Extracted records
▼

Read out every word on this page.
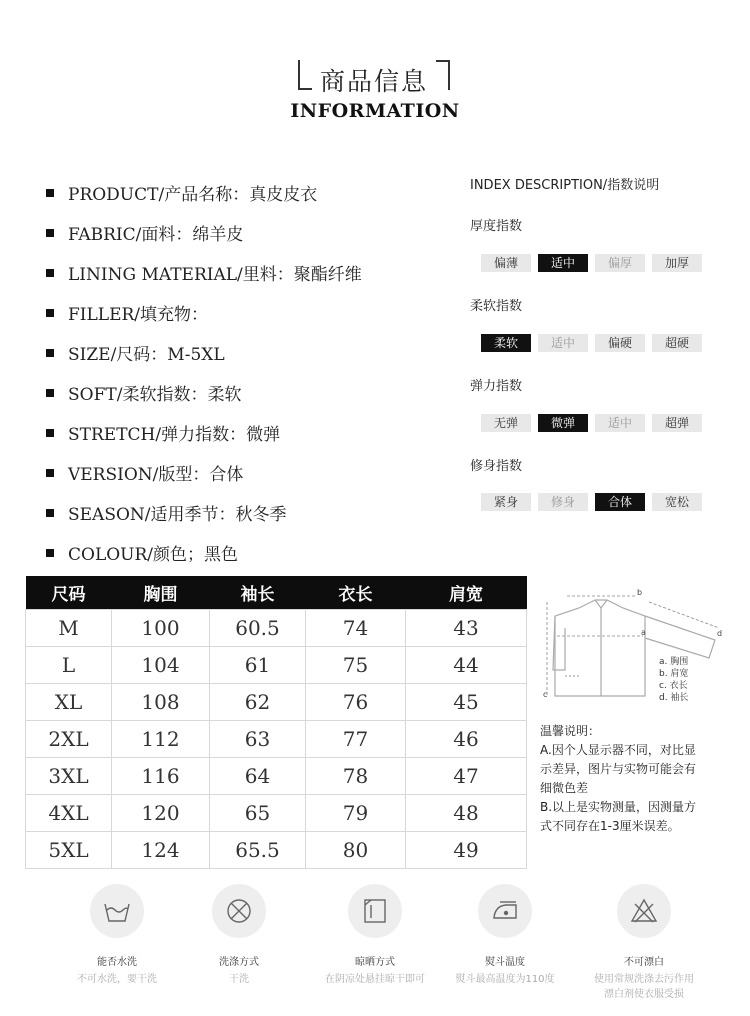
商品信息
INFORMATION
PRODUCT/产品名称：真皮皮衣
FABRIC/面料：绵羊皮
LINING MATERIAL/里料：聚酯纤维
FILLER/填充物：
SIZE/尺码：M-5XL
SOFT/柔软指数：柔软
STRETCH/弹力指数：微弹
VERSION/版型：合体
SEASON/适用季节：秋冬季
COLOUR/颜色；黑色
INDEX DESCRIPTION/指数说明
厚度指数
偏薄	适中	偏厚	加厚
柔软指数
柔软	适中	偏硬	超硬
弹力指数
无弹	微弹	适中	超弹
修身指数
紧身	修身	合体	宽松
尺码	胸围	袖长	衣长	肩宽
M	100	60.5	74	43
L	104	61	75	44
XL	108	62	76	45
2XL	112	63	77	46
3XL	116	64	78	47
4XL	120	65	79	48
5XL	124	65.5	80	49
b
a
c
d
a. 胸围
b. 肩宽
c. 衣长
d. 袖长
温馨说明：
A.因个人显示器不同，对比显
示差异，图片与实物可能会有
细微色差
B.以上是实物测量，因测量方
式不同存在1-3厘米误差。
能否水洗
不可水洗，要干洗
洗涤方式
干洗
晾晒方式
在阴凉处悬挂晾干即可
熨斗温度
熨斗最高温度为110度
不可漂白
使用常规洗涤去污作用
漂白剂使衣服受损
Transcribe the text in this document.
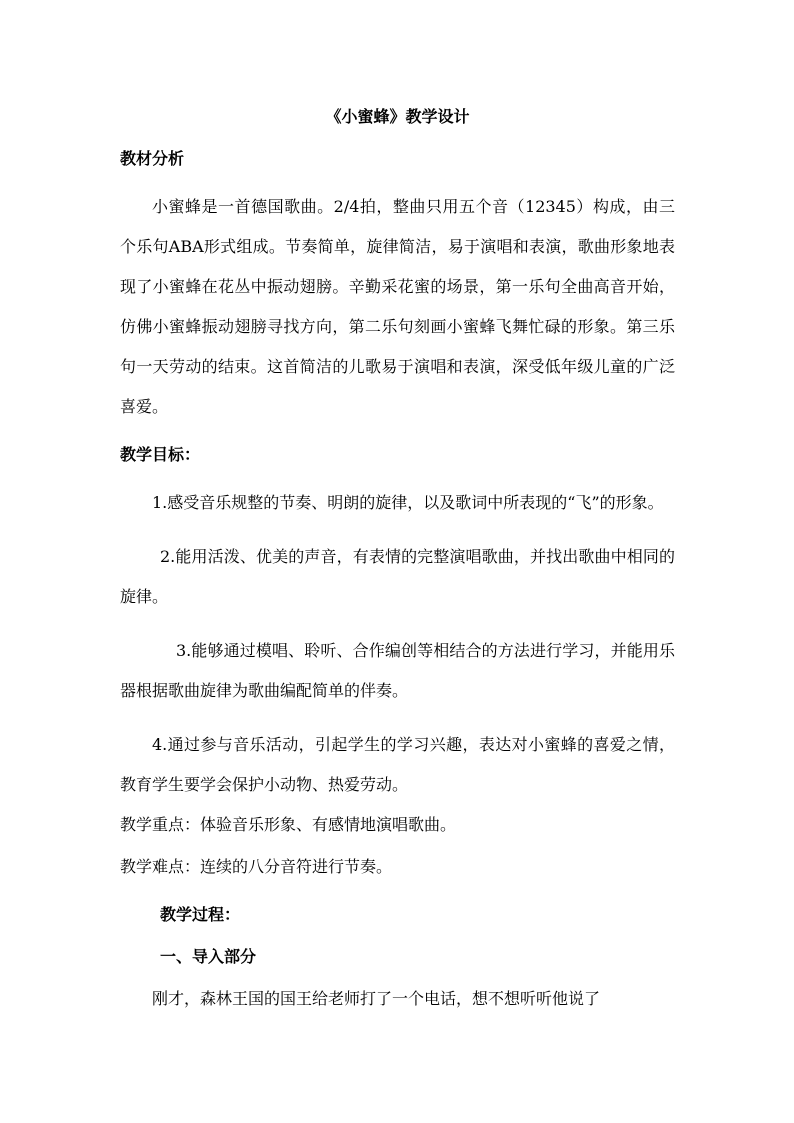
《小蜜蜂》教学设计
教材分析
小蜜蜂是一首德国歌曲。2/4拍，整曲只用五个音（12345）构成，由三个乐句ABA形式组成。节奏简单，旋律简洁，易于演唱和表演，歌曲形象地表现了小蜜蜂在花丛中振动翅膀。辛勤采花蜜的场景，第一乐句全曲高音开始，仿佛小蜜蜂振动翅膀寻找方向，第二乐句刻画小蜜蜂飞舞忙碌的形象。第三乐句一天劳动的结束。这首简洁的儿歌易于演唱和表演，深受低年级儿童的广泛喜爱。
教学目标：
1.感受音乐规整的节奏、明朗的旋律，以及歌词中所表现的“飞”的形象。
2.能用活泼、优美的声音，有表情的完整演唱歌曲，并找出歌曲中相同的旋律。
3.能够通过模唱、聆听、合作编创等相结合的方法进行学习，并能用乐器根据歌曲旋律为歌曲编配简单的伴奏。
4.通过参与音乐活动，引起学生的学习兴趣，表达对小蜜蜂的喜爱之情，教育学生要学会保护小动物、热爱劳动。
教学重点：体验音乐形象、有感情地演唱歌曲。
教学难点：连续的八分音符进行节奏。
教学过程：
一、导入部分
刚才，森林王国的国王给老师打了一个电话，想不想听听他说了
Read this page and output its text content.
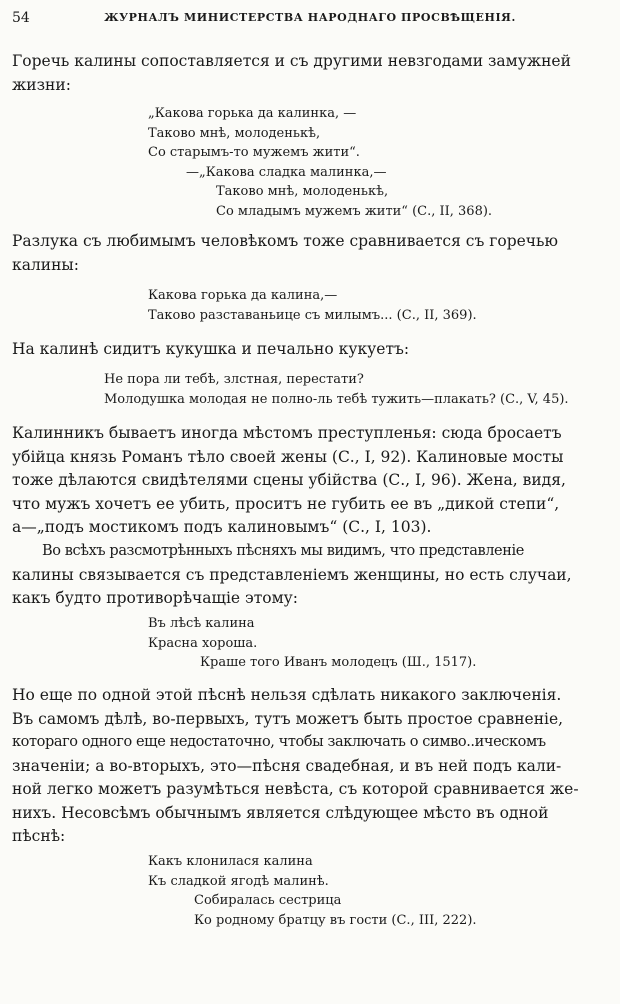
54	ЖУРНАЛЪ МИНИСТЕРСТВА НАРОДНАГО ПРОСВѢЩЕНІЯ.
Горечь калины сопоставляется и съ другими невзгодами замужней
жизни:
„Какова горька да калинка, —
Таково мнѣ, молоденькѣ,
Со старымъ-то мужемъ жити“.
—„Какова сладка малинка,—
Таково мнѣ, молоденькѣ,
Со младымъ мужемъ жити“ (С., II, 368).
Разлука съ любимымъ человѣкомъ тоже сравнивается съ горечью
калины:
Какова горька да калина,—
Таково разставаньице съ милымъ... (С., II, 369).
На калинѣ сидитъ кукушка и печально кукуетъ:
Не пора ли тебѣ, злстная, перестати?
Молодушка молодая не полно-ль тебѣ тужить—плакать? (С., V, 45).
Калинникъ бываетъ иногда мѣстомъ преступленья: сюда бросаетъ
убійца князь Романъ тѣло своей жены (С., I, 92). Калиновые мосты
тоже дѣлаются свидѣтелями сцены убійства (С., I, 96). Жена, видя,
что мужъ хочетъ ее убить, проситъ не губить ее въ „дикой степи“,
а—„подъ мостикомъ подъ калиновымъ“ (С., I, 103).
Во всѣхъ разсмотрѣнныхъ пѣсняхъ мы видимъ, что представленіе
калины связывается съ представленіемъ женщины, но есть случаи,
какъ будто противорѣчащіе этому:
Въ лѣсѣ калина
Красна хороша.
Краше того Иванъ молодецъ (Ш., 1517).
Но еще по одной этой пѣснѣ нельзя сдѣлать никакого заключенія.
Въ самомъ дѣлѣ, во-первыхъ, тутъ можетъ быть простое сравненіе,
котораго одного еще недостаточно, чтобы заключать о симво..ическомъ
значеніи; а во-вторыхъ, это—пѣсня свадебная, и въ ней подъ кали-
ной легко можетъ разумѣться невѣста, съ которой сравнивается же-
нихъ. Несовсѣмъ обычнымъ является слѣдующее мѣсто въ одной
пѣснѣ:
Какъ клонилася калина
Къ сладкой ягодѣ малинѣ.
Собиралась сестрица
Ко родному братцу въ гости (С., III, 222).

▲

§ **WHAT YOU SHOULD DO**
Retype the data above exactly; pictures are not part of the copy.

§ **SOLUTION BELOW**
Read out every word on this page.
商品信息
INFORMATION
PRODUCT/产品名称：真皮皮衣
FABRIC/面料：绵羊皮
LINING MATERIAL/里料：聚酯纤维
FILLER/填充物：
SIZE/尺码：M-5XL
SOFT/柔软指数：柔软
STRETCH/弹力指数：微弹
VERSION/版型：合体
SEASON/适用季节：秋冬季
COLOUR/颜色；黑色
INDEX DESCRIPTION/指数说明
厚度指数
偏薄	适中	偏厚	加厚
柔软指数
柔软	适中	偏硬	超硬
弹力指数
无弹	微弹	适中	超弹
修身指数
紧身	修身	合体	宽松
尺码	胸围	袖长	衣长	肩宽
M	100	60.5	74	43
L	104	61	75	44
XL	108	62	76	45
2XL	112	63	77	46
3XL	116	64	78	47
4XL	120	65	79	48
5XL	124	65.5	80	49
b
a
c
d
a. 胸围
b. 肩宽
c. 衣长
d. 袖长
温馨说明：
A.因个人显示器不同，对比显
示差异，图片与实物可能会有
细微色差
B.以上是实物测量，因测量方
式不同存在1-3厘米误差。
能否水洗
不可水洗，要干洗
洗涤方式
干洗
晾晒方式
在阴凉处悬挂晾干即可
熨斗温度
熨斗最高温度为110度
不可漂白
使用常规洗涤去污作用
漂白剂使衣服受损
Transcribe the text in this document.
《小蜜蜂》教学设计
教材分析
小蜜蜂是一首德国歌曲。2/4拍，整曲只用五个音（12345）构成，由三个乐句ABA形式组成。节奏简单，旋律简洁，易于演唱和表演，歌曲形象地表现了小蜜蜂在花丛中振动翅膀。辛勤采花蜜的场景，第一乐句全曲高音开始，仿佛小蜜蜂振动翅膀寻找方向，第二乐句刻画小蜜蜂飞舞忙碌的形象。第三乐句一天劳动的结束。这首简洁的儿歌易于演唱和表演，深受低年级儿童的广泛喜爱。
教学目标：
1.感受音乐规整的节奏、明朗的旋律，以及歌词中所表现的“飞”的形象。
2.能用活泼、优美的声音，有表情的完整演唱歌曲，并找出歌曲中相同的旋律。
3.能够通过模唱、聆听、合作编创等相结合的方法进行学习，并能用乐器根据歌曲旋律为歌曲编配简单的伴奏。
4.通过参与音乐活动，引起学生的学习兴趣，表达对小蜜蜂的喜爱之情，教育学生要学会保护小动物、热爱劳动。
教学重点：体验音乐形象、有感情地演唱歌曲。
教学难点：连续的八分音符进行节奏。
教学过程：
一、导入部分
刚才，森林王国的国王给老师打了一个电话，想不想听听他说了
Read this page and output its text content.
54	ЖУРНАЛЪ МИНИСТЕРСТВА НАРОДНАГО ПРОСВѢЩЕНІЯ.
Горечь калины сопоставляется и съ другими невзгодами замужней
жизни:
„Какова горька да калинка, —
Таково мнѣ, молоденькѣ,
Со старымъ-то мужемъ жити“.
—„Какова сладка малинка,—
Таково мнѣ, молоденькѣ,
Со младымъ мужемъ жити“ (С., II, 368).
Разлука съ любимымъ человѣкомъ тоже сравнивается съ горечью
калины:
Какова горька да калина,—
Таково разставаньице съ милымъ... (С., II, 369).
На калинѣ сидитъ кукушка и печально кукуетъ:
Не пора ли тебѣ, злстная, перестати?
Молодушка молодая не полно-ль тебѣ тужить—плакать? (С., V, 45).
Калинникъ бываетъ иногда мѣстомъ преступленья: сюда бросаетъ
убійца князь Романъ тѣло своей жены (С., I, 92). Калиновые мосты
тоже дѣлаются свидѣтелями сцены убійства (С., I, 96). Жена, видя,
что мужъ хочетъ ее убить, проситъ не губить ее въ „дикой степи“,
а—„подъ мостикомъ подъ калиновымъ“ (С., I, 103).
Во всѣхъ разсмотрѣнныхъ пѣсняхъ мы видимъ, что представленіе
калины связывается съ представленіемъ женщины, но есть случаи,
какъ будто противорѣчащіе этому:
Въ лѣсѣ калина
Красна хороша.
Краше того Иванъ молодецъ (Ш., 1517).
Но еще по одной этой пѣснѣ нельзя сдѣлать никакого заключенія.
Въ самомъ дѣлѣ, во-первыхъ, тутъ можетъ быть простое сравненіе,
котораго одного еще недостаточно, чтобы заключать о симво..ическомъ
значеніи; а во-вторыхъ, это—пѣсня свадебная, и въ ней подъ кали-
ной легко можетъ разумѣться невѣста, съ которой сравнивается же-
нихъ. Несовсѣмъ обычнымъ является слѣдующее мѣсто въ одной
пѣснѣ:
Какъ клонилася калина
Къ сладкой ягодѣ малинѣ.
Собиралась сестрица
Ко родному братцу въ гости (С., III, 222).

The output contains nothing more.